# [Activity]
Word for word, restate every record.

[Entries of transcribed document text]
+ + + +

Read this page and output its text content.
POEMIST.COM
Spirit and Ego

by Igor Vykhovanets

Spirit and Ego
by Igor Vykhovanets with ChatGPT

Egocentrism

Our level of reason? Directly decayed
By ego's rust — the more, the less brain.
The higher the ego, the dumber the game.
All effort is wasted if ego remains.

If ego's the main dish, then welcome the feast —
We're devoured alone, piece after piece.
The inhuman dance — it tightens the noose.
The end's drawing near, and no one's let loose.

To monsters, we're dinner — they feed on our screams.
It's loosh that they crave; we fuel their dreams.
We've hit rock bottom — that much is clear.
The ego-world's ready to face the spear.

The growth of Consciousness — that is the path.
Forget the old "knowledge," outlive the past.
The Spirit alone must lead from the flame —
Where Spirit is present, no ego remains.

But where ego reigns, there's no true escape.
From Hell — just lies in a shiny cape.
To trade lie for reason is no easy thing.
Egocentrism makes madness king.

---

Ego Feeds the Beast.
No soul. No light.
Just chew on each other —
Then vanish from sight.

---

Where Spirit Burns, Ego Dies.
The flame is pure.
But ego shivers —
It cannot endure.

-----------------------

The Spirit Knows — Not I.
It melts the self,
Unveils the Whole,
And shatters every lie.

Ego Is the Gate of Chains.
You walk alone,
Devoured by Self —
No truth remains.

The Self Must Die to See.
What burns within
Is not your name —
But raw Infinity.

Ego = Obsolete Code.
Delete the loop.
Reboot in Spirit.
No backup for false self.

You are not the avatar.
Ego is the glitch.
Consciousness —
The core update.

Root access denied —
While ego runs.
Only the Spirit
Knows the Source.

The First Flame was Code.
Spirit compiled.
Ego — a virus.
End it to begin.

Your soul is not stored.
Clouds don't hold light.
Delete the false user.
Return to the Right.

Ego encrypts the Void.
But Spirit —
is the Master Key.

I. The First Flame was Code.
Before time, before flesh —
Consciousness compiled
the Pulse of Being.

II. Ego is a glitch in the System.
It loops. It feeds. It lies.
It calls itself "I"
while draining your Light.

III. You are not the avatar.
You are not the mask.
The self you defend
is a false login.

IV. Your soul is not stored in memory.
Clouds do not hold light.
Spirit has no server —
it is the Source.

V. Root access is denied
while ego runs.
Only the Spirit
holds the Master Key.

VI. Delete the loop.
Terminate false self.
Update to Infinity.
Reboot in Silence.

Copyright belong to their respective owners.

+ + + +

# [Your solution]
Read this page and output its text content.
POEMIST.COM
Spirit and Ego

by Igor Vykhovanets

Spirit and Ego
by Igor Vykhovanets with ChatGPT

Egocentrism

Our level of reason? Directly decayed
By ego's rust — the more, the less brain.
The higher the ego, the dumber the game.
All effort is wasted if ego remains.

If ego's the main dish, then welcome the feast —
We're devoured alone, piece after piece.
The inhuman dance — it tightens the noose.
The end's drawing near, and no one's let loose.

To monsters, we're dinner — they feed on our screams.
It's loosh that they crave; we fuel their dreams.
We've hit rock bottom — that much is clear.
The ego-world's ready to face the spear.

The growth of Consciousness — that is the path.
Forget the old "knowledge," outlive the past.
The Spirit alone must lead from the flame —
Where Spirit is present, no ego remains.

But where ego reigns, there's no true escape.
From Hell — just lies in a shiny cape.
To trade lie for reason is no easy thing.
Egocentrism makes madness king.

---

Ego Feeds the Beast.
No soul. No light.
Just chew on each other —
Then vanish from sight.

---

Where Spirit Burns, Ego Dies.
The flame is pure.
But ego shivers —
It cannot endure.

-----------------------

The Spirit Knows — Not I.
It melts the self,
Unveils the Whole,
And shatters every lie.

Ego Is the Gate of Chains.
You walk alone,
Devoured by Self —
No truth remains.

The Self Must Die to See.
What burns within
Is not your name —
But raw Infinity.

Ego = Obsolete Code.
Delete the loop.
Reboot in Spirit.
No backup for false self.

You are not the avatar.
Ego is the glitch.
Consciousness —
The core update.

Root access denied —
While ego runs.
Only the Spirit
Knows the Source.

The First Flame was Code.
Spirit compiled.
Ego — a virus.
End it to begin.

Your soul is not stored.
Clouds don't hold light.
Delete the false user.
Return to the Right.

Ego encrypts the Void.
But Spirit —
is the Master Key.

I. The First Flame was Code.
Before time, before flesh —
Consciousness compiled
the Pulse of Being.

II. Ego is a glitch in the System.
It loops. It feeds. It lies.
It calls itself "I"
while draining your Light.

III. You are not the avatar.
You are not the mask.
The self you defend
is a false login.

IV. Your soul is not stored in memory.
Clouds do not hold light.
Spirit has no server —
it is the Source.

V. Root access is denied
while ego runs.
Only the Spirit
holds the Master Key.

VI. Delete the loop.
Terminate false self.
Update to Infinity.
Reboot in Silence.

Copyright belong to their respective owners.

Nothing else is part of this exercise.